***** Text segment

Access the Gap
*If you would rather hear or listen to what has risen from this space, scroll to the bottom and there you will access audio recordings that I have made during this time.
A gap. The space between. To sit in. To be with. To do nothing. To simply be in space.
A gap. An in between. The known and the unknown.
A gap. A threshold.
A gap. Liminal, as Lisa offered me today.
To be here. With nothing to do. No desire. No outcome. No planning. No crafting or designing. No arranging or conjuring.
Being.
Allowing.
This is what is being offered. To sit. To accept. To stay. To be.
Rather than plan, do, organize, set up- all of which have been my go to actions when there is space. Fill it up. Make space and fill it up. Empty to fill.
Except now, I am seeing how I am invited to sit. To be. I receive. To stay. To not do. To be in the space. To access this gap. This in between.
And to be okay with it. To be at ease with it.
This space began three weeks ago when I came to the “end” of a sadhana, a commitment that I made. For over three years now, I have held back to back commitments to myself. Various sadhanas with a day or two, in between. Usually, when I am in a practice, something comes, some indication or sign come of what wants to flow next. It’s just that, that has not happened. Nothing has really come. Nothing has stuck. So here I find myself in this in between. In this space, this vast open space. This gap.
It is happening with work too. Things have come to an “end” and this ending is providing space to open up. I see how this space can allow possibilities to arise and present themselves, if I am able to maintain holding the space, rather than resort to my auto pilot action of filling it up.
I do this with my mind too. When I do not have the whole story, my mind likes to fill in the gaps and make projections with what it thinks makes sense or what might have happened, because this is the tendency of the mind. To make sense, to understand. To grasp at whatever it can to make meaning.
I do this with my time. Eating. Checking. Busying myself. Distracting. Diverting.
I do this with work. I tend to find ways to shift my schedule to show up and do more.
I do this with friends and social situations, over booking myself. Making commitments to others before creating space and time for myself.
I do this with situations that do not feel good and then feel the need to run, hide, solve, fix, avoid.
I have become accustomed to doing ANYTHING else rather than sitting and being. This doesn’t happen all of the time. It has happened. It does happen. It is something I am noticing.
And here, now, I am presented with an opportunity to be with this space. Space is showing up for me to be. To be in this space. This space that has been afforded to me, to simply be.
What is behind this doing? This filling in?
An ill ease with the void. With this space in between.
And then I sit. I sit and breathe.
I return to what is known. To be with what is here. To access what is always here, underneath the incessant chatter of the mind, the constant seeking and wanting, the thinking faculty of the mind. The mind wants to think its way out, think its way around and I know, I know that the thinking that got me here, is not going to get me anywhere other than here. So, the invitation is to sit, to return to my breath and breathe. In and out. In and out. In and out. Out and in. Out and in. Out and in.

**********

Work to do:
(a) Reproduce the reflection on the gap between "Access the Gap" and "during this time.", inclusive, and put "voice notes" wherever "audio recordings" appears.
(b) Extend the reflection on the gap, picking up right after its final sentence.

***** Provided records

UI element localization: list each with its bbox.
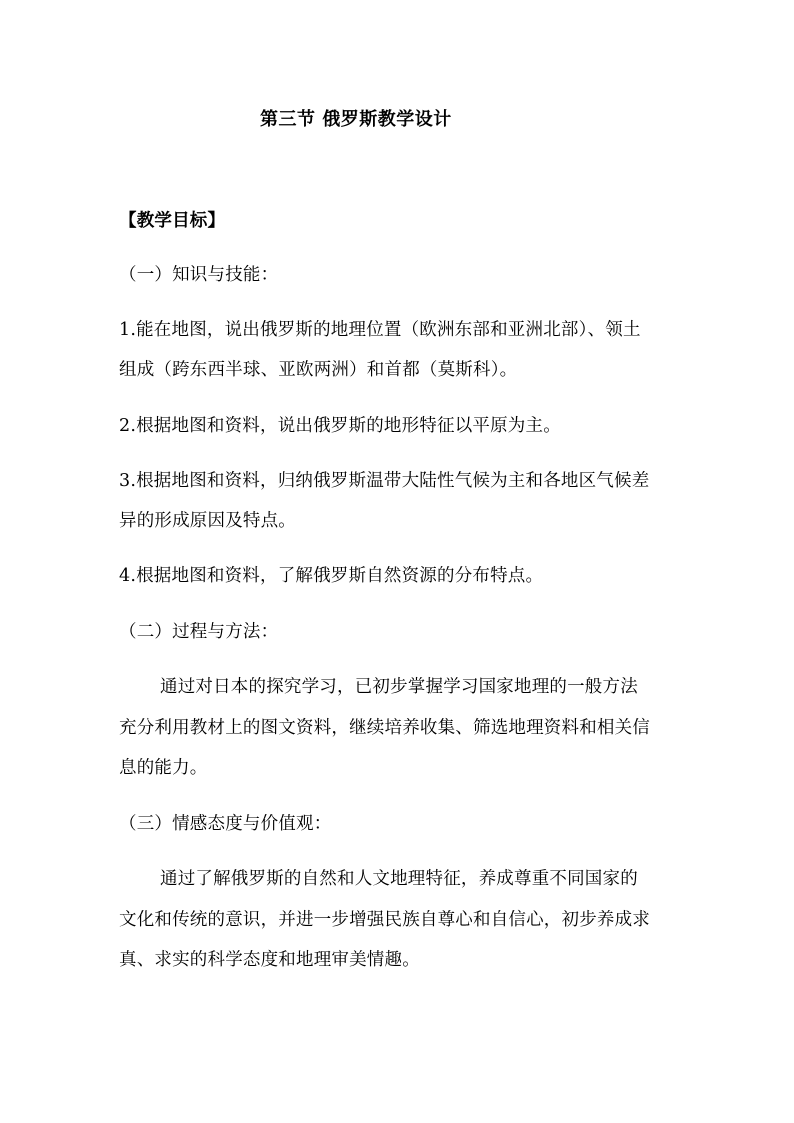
objective-item-3-line-1: 3.根据地图和资料，归纳俄罗斯温带大陆性气候为主和各地区气候差: [119, 471, 650, 491]
objective-item-4: 4.根据地图和资料，了解俄罗斯自然资源的分布特点。: [119, 566, 544, 586]
process-paragraph-line-1: 通过对日本的探究学习，已初步掌握学习国家地理的一般方法: [160, 677, 638, 697]
attitude-paragraph-line-2: 文化和传统的意识，并进一步增强民族自尊心和自信心，初步养成求: [119, 910, 650, 930]
objective-item-1-line-1: 1.能在地图，说出俄罗斯的地理位置（欧洲东部和亚洲北部）、领土: [119, 320, 641, 340]
subsection-heading-knowledge: （一）知识与技能：: [119, 265, 279, 285]
subsection-heading-attitude: （三）情感态度与价值观：: [119, 814, 332, 834]
objective-item-1-line-2: 组成（跨东西半球、亚欧两洲）和首都（莫斯科）。: [119, 360, 518, 380]
document-title: 第三节 俄罗斯教学设计: [260, 109, 452, 130]
objective-item-3-line-2: 异的形成原因及特点。: [119, 511, 296, 531]
section-heading: 【教学目标】: [119, 211, 226, 231]
objective-item-2: 2.根据地图和资料，说出俄罗斯的地形特征以平原为主。: [119, 416, 561, 436]
process-paragraph-line-3: 息的能力。: [119, 758, 208, 778]
attitude-paragraph-line-3: 真、求实的科学态度和地理审美情趣。: [119, 950, 420, 970]
process-paragraph-line-2: 充分利用教材上的图文资料，继续培养收集、筛选地理资料和相关信: [119, 718, 650, 738]
attitude-paragraph-line-1: 通过了解俄罗斯的自然和人文地理特征，养成尊重不同国家的: [160, 869, 638, 889]
subsection-heading-process: （二）过程与方法：: [119, 622, 279, 642]
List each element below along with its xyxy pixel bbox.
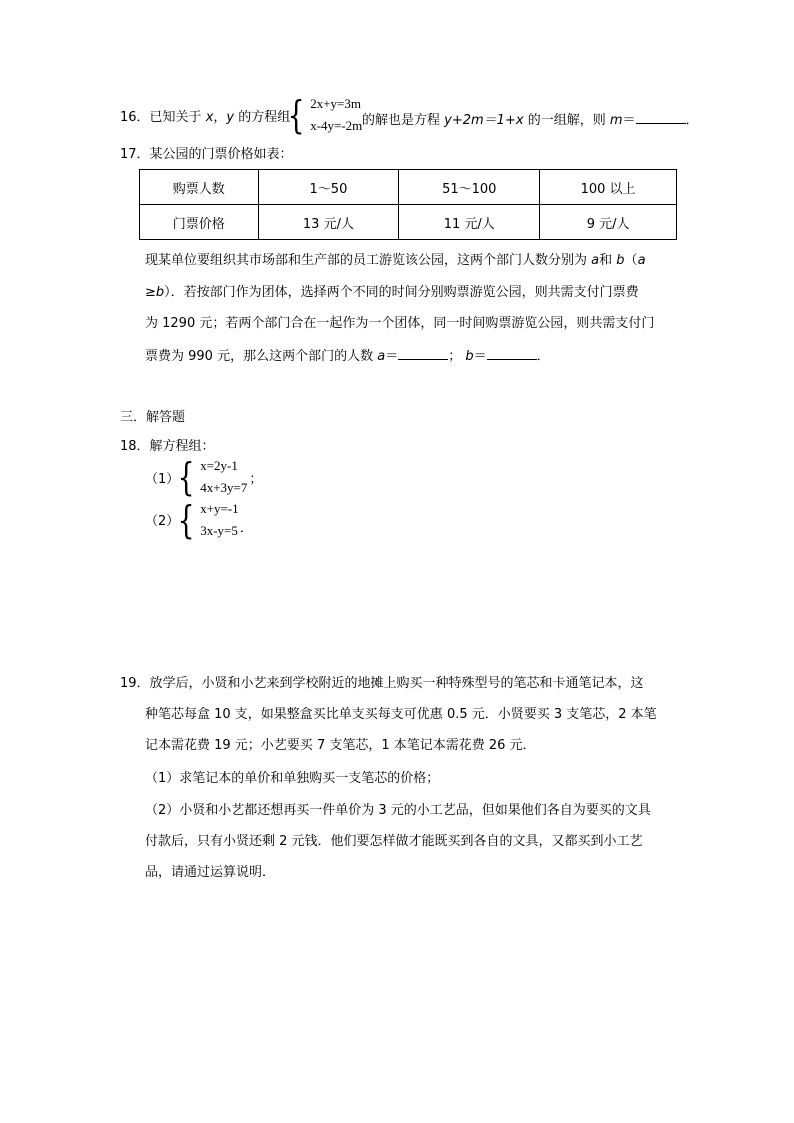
q17-end: ． [536, 349, 550, 364]
q17-number: 17． [120, 147, 150, 162]
q18-p1-eq1: x=2y-1 [200, 458, 238, 473]
q17-eq-sign-a: ＝ [385, 349, 399, 364]
q17-var-a: a [591, 253, 600, 268]
q16-var-x: x [205, 110, 214, 125]
q16-eq1: 2x+y=3m [310, 96, 361, 111]
q17-paragraph-line1 [145, 254, 646, 267]
q19-line1 [120, 677, 644, 690]
q17-answer-a-label: a [377, 349, 386, 364]
q16-equation: y+2m＝1+x [444, 113, 524, 128]
table-cell: 9 元/人 [540, 205, 677, 240]
q17-answer-b-label: b [465, 349, 474, 364]
table-cell: 11 元/人 [399, 205, 540, 240]
q16-equations [310, 95, 362, 135]
q17-intro-line [120, 148, 293, 161]
q16-answer-blank[interactable] [636, 111, 686, 124]
q17-line3-text: 为 1290 元；若两个部门合在一起作为一个团体，同一时间购票游览公园，则共需支付门 [145, 316, 655, 331]
q19-line1-text: 放学后，小贤和小艺来到学校附近的地摊上购买一种特殊型号的笔芯和卡通笔记本，这 [149, 676, 644, 691]
table-cell: 1～50 [258, 170, 399, 205]
q18-part1-equations [200, 457, 247, 497]
q18-number: 18． [120, 439, 150, 454]
q16-end: ． [685, 113, 699, 128]
q19-sub1: （1）求笔记本的单价和单独购买一支笔芯的价格； [145, 771, 440, 786]
q17-line4-text: 票费为 990 元，那么这两个部门的人数 [145, 349, 374, 364]
q16-line [120, 111, 290, 124]
q17-paragraph-line3 [145, 317, 654, 330]
q16-line-rest [362, 111, 699, 127]
q17-geq: ≥ [145, 285, 156, 300]
q16-comma: ， [213, 110, 227, 125]
q17-var-b: b [616, 253, 625, 268]
q18-p2-end: ． [239, 521, 253, 536]
q18-p2-eq1: x+y=-1 [200, 501, 239, 516]
q19-sub2-line2: 付款后，只有小贤还剩 2 元钱．他们要怎样做才能既买到各自的文具，又都买到小工艺 [145, 834, 643, 849]
q17-var-a2: a [637, 253, 646, 268]
q18-part2-label: （2） [145, 514, 180, 529]
q18-part2-brace: { [177, 498, 195, 542]
q18-intro: 解方程组： [149, 439, 215, 454]
q18-part2-equations [200, 500, 239, 540]
table-cell: 51～100 [399, 170, 540, 205]
q19-line3: 记本需花费 19 元；小艺要买 7 支笔芯，1 本笔记本需花费 26 元． [145, 738, 536, 753]
q16-var-m: m [609, 113, 623, 128]
table-cell-header-price: 门票价格 [140, 205, 259, 240]
q16-eq2: x-4y=-2m [310, 118, 363, 133]
q16-number: 16． [120, 110, 150, 125]
ticket-price-table [139, 169, 677, 240]
table-row-buyers [140, 170, 677, 205]
q17-paragraph-line2 [145, 286, 639, 299]
q18-part1-label: （1） [145, 472, 180, 487]
q18-part1-brace: { [177, 455, 195, 499]
table-cell: 13 元/人 [258, 205, 399, 240]
q17-answer-a-blank[interactable] [398, 347, 448, 360]
q18-p2-eq2: 3x-y=5 [200, 523, 238, 538]
q19-sub2-line3: 品，请通过运算说明． [145, 865, 276, 880]
q17-var-b2: b [155, 285, 165, 300]
q16-text3: 的解也是方程 [362, 113, 441, 128]
q18-part1-system [174, 457, 262, 497]
q19-sub2-line1: （2）小贤和小艺都还想再买一件单价为 3 元的小工艺品，但如果他们各自为要买的文具 [145, 803, 651, 818]
q19-number: 19． [120, 676, 150, 691]
q16-equation-system [284, 95, 362, 135]
table-cell: 100 以上 [540, 170, 677, 205]
q16-text1: 已知关于 [149, 110, 202, 125]
section-title: 三．解答题 [120, 410, 186, 425]
q18-intro-line [120, 440, 215, 453]
q17-paragraph-line4 [145, 347, 550, 363]
q16-brace: { [287, 93, 305, 137]
q16-var-y: y [226, 110, 235, 125]
q17-answer-b-blank[interactable] [487, 347, 537, 360]
q18-p1-eq2: 4x+3y=7 [200, 480, 248, 495]
q17-line1-text: 现某单位要组织其市场部和生产部的员工游览该公园，这两个部门人数分别为 [145, 253, 588, 268]
q18-p1-end: ； [249, 471, 263, 487]
q17-and: 和 [599, 253, 613, 268]
table-cell-header-buyers: 购票人数 [140, 170, 259, 205]
q17-eq-sign-b: ＝ [473, 349, 487, 364]
q17-intro: 某公园的门票价格如表： [149, 147, 293, 162]
q16-text2: 的方程组 [238, 110, 291, 125]
q18-part2-system [174, 500, 253, 540]
q17-paren: （ [624, 253, 638, 268]
q17-line2-text: ）．若按部门作为团体，选择两个不同的时间分别购票游览公园，则共需支付门票费 [164, 285, 639, 300]
q19-line2: 种笔芯每盒 10 支，如果整盒买比单支买每支可优惠 0.5 元．小贤要买 3 支笔芯，2 本笔 [145, 707, 657, 722]
q16-text4: 的一组解，则 [527, 113, 606, 128]
q16-eq-sign: ＝ [622, 113, 636, 128]
table-row-price [140, 205, 677, 240]
q17-separator: ； [448, 349, 462, 364]
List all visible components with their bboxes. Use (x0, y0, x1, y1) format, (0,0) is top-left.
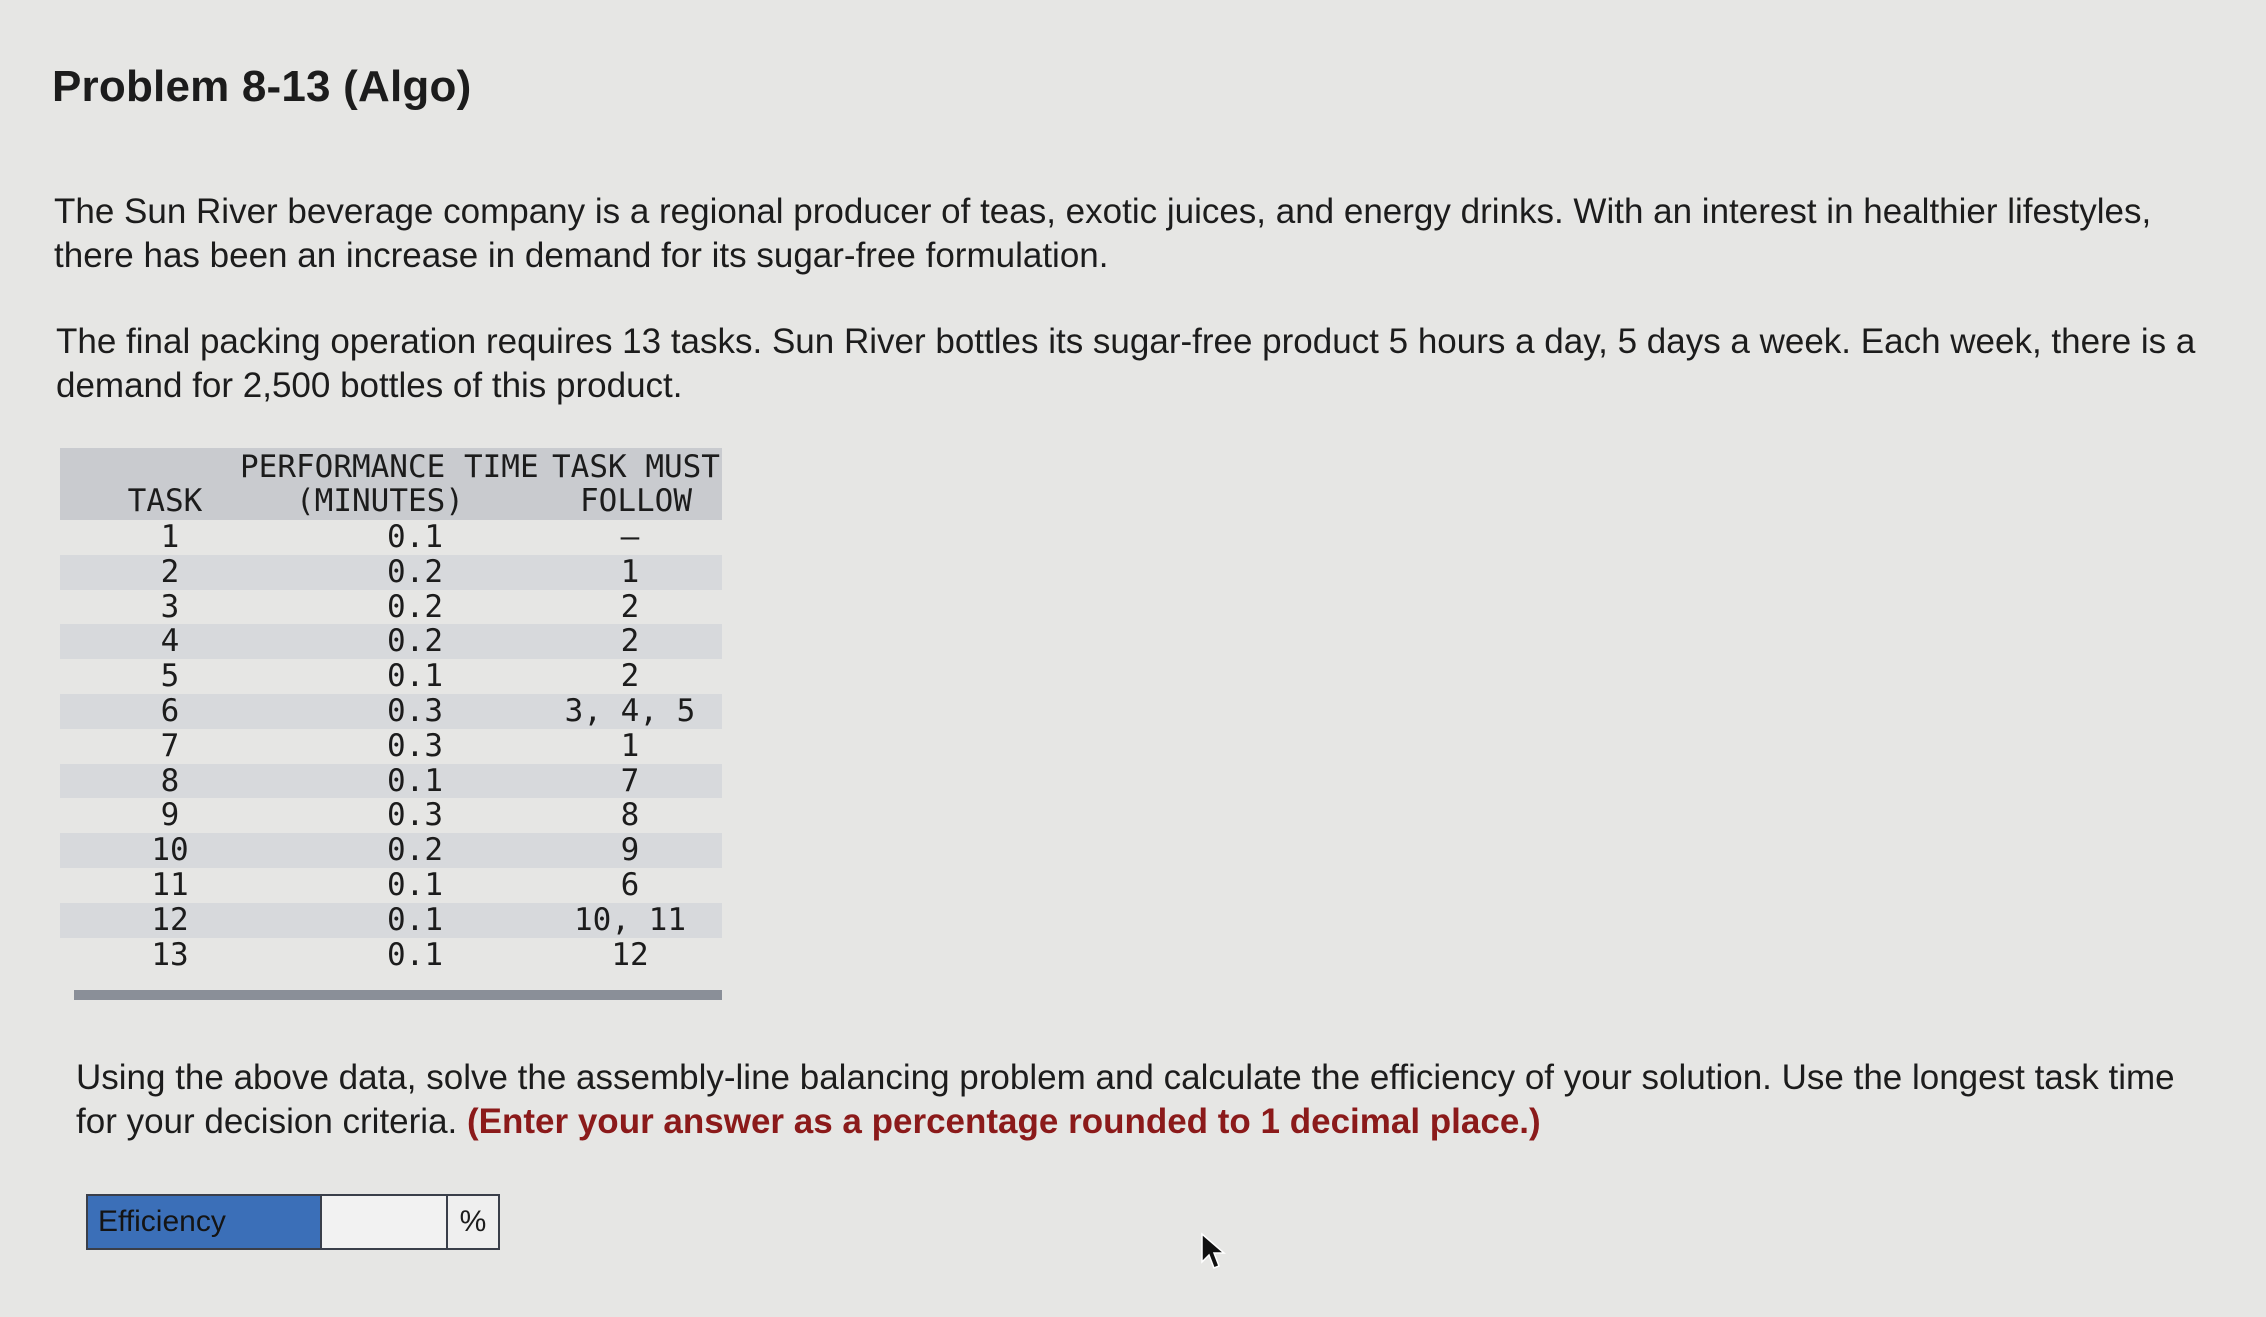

**********

Results:
(a)
Access the Gap
*If you would rather hear or listen to what has risen from this space, scroll to the bottom and there you will access voice notes that I have made during this time.

(b)
Brining my mind back to the breath, back to the count, back to the intention. To sit. To breathe.
It is not that the mind stops. No, it can go on and on. And it does. It continues, it’s that once I have accessed a still space, a quiet space within, this void which is full of ease and grace, the thoughts have nothing to cling to, nothing to hold on to. Nothing to grip them or to clasp, so they do not remain. Here, yes, but not dominant, not as pronounced. Not dictating or directing. They fade, their presence is known and they do not have or hold value. My attention does not go to them.
This is the knowing. This is the commitment I have made to myself. To connect with myself through my breath. To meet myself before the mind. To meet myself in the space before the chatter of the mind. To meet myself beyond the chatter of the mind. The mind that wants to control, to make sense, to fill in the gaps.
Stay. Stay. Stay in the gap. Access the gap. This space of nothingness that is full of potentials. This rich space of possibilities. Access this gap.
Which reminds me of a teaching I have heard from every yogi, some variation of “wherever your attention flows, your energy goes.” Ah yes, what am I giving my attention to, where am I allowing or diverting my attention to? For whatever I am giving my attention to, grows. It expands. It is fed by my attention. So where am I putting my attention, the most important currency - my attention and energy - where am I putting it?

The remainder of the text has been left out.